START Provided records

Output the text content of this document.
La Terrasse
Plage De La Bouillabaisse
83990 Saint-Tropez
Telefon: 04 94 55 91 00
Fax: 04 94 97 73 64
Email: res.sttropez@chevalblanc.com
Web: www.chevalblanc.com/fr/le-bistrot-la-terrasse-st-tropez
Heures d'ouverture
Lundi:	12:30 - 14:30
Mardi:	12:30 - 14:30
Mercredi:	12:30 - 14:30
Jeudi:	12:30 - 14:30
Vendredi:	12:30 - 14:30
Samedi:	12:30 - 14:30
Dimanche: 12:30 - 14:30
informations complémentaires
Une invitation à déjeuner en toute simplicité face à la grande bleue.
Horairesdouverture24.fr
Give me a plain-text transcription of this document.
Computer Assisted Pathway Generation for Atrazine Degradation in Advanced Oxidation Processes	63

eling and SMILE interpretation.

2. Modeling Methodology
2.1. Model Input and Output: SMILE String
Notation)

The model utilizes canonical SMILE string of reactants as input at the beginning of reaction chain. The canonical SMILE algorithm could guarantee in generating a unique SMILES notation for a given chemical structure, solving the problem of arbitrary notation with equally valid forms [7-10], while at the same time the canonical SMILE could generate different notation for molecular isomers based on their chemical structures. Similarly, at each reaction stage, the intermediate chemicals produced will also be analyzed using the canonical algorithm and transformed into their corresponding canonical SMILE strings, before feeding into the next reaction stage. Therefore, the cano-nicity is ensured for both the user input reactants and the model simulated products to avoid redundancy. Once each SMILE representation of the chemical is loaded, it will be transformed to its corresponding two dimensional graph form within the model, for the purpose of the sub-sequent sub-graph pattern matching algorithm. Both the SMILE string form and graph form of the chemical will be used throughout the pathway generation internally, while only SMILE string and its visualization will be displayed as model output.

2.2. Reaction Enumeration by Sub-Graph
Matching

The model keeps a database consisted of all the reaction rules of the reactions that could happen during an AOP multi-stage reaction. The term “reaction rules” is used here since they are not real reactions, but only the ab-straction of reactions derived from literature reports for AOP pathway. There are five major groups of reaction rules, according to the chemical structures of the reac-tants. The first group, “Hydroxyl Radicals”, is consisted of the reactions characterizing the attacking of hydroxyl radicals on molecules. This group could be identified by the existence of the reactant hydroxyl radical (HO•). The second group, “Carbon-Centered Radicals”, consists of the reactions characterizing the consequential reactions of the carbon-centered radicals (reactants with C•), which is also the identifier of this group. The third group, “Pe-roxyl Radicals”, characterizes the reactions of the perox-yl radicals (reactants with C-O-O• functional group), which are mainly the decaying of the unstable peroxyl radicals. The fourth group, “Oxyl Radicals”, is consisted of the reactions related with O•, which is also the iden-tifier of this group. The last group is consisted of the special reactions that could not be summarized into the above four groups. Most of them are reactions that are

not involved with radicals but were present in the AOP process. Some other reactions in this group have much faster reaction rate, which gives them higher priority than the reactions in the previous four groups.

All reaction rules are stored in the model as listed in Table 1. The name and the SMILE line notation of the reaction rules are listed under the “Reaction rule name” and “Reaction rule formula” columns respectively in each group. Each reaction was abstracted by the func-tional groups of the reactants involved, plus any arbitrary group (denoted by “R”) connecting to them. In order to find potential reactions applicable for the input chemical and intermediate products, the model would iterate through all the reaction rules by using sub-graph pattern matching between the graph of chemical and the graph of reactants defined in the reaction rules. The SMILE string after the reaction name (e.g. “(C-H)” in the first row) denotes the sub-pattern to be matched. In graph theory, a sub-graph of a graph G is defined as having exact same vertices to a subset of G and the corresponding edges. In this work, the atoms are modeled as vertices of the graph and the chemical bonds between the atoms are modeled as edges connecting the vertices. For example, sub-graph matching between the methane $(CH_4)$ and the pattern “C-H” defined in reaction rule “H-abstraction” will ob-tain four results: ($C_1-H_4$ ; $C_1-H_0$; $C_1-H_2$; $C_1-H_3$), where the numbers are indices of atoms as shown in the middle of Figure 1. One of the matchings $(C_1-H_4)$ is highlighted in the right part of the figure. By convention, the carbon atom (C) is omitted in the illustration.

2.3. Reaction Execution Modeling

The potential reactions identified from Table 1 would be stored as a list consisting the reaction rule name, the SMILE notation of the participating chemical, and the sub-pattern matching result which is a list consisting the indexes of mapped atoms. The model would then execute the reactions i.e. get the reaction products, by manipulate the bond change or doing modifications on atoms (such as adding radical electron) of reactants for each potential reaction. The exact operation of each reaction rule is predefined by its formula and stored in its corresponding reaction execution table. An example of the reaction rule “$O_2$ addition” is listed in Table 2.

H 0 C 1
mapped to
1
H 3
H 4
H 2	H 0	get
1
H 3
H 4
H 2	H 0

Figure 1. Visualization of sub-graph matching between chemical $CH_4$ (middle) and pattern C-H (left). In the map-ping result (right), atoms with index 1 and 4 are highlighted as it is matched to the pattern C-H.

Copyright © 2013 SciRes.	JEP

END Provided records

[Prompt]: Collect each line containing the string "document".

[Response to this task]:
Output the text content of this document.
Give me a plain-text transcription of this document.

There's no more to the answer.